• _EXERCISE OBJECTIVE_
Identify the lines that contain the word "panel" and copy each one.

• _RECORDS FOR THE TASK_
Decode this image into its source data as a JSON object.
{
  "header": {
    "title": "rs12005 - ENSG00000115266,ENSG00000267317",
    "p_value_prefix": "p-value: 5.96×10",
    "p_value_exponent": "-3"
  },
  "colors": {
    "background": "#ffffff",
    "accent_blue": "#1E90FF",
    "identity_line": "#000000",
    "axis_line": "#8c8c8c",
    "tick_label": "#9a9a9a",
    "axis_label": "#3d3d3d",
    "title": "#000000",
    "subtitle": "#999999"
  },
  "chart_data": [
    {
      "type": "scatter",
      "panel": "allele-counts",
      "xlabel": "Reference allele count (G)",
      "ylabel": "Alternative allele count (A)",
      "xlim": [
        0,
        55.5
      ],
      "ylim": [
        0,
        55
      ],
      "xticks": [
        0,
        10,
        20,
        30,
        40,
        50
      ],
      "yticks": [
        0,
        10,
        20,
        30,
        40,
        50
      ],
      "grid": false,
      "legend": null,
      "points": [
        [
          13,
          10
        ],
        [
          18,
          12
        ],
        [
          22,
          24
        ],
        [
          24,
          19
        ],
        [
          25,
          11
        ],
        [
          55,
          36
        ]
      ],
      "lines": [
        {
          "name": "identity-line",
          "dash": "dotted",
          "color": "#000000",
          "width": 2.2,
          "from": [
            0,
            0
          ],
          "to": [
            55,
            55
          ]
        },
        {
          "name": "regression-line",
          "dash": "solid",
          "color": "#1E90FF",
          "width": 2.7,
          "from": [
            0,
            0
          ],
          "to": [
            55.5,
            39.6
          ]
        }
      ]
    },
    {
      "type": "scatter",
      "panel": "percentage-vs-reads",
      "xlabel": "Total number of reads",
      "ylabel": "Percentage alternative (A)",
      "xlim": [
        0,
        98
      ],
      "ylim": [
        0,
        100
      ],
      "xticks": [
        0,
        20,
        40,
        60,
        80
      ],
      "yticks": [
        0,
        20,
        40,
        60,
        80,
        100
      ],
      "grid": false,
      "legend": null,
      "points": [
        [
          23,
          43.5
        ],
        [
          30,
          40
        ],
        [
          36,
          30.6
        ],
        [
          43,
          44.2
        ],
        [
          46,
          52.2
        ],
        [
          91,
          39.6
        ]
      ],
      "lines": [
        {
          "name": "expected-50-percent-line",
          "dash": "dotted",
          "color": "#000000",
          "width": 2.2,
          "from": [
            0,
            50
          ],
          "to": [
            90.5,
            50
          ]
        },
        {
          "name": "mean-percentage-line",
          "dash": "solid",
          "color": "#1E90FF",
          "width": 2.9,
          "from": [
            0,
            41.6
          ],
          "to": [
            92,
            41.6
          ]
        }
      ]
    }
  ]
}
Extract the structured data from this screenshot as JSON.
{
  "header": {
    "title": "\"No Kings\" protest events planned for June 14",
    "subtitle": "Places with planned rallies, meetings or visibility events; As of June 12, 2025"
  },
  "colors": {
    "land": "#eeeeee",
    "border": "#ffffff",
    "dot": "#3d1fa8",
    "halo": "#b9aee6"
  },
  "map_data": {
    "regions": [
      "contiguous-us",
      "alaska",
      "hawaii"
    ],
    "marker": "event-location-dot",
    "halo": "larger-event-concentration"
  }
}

• _TASK ANSWER_
      "panel": "allele-counts",
      "panel": "percentage-vs-reads",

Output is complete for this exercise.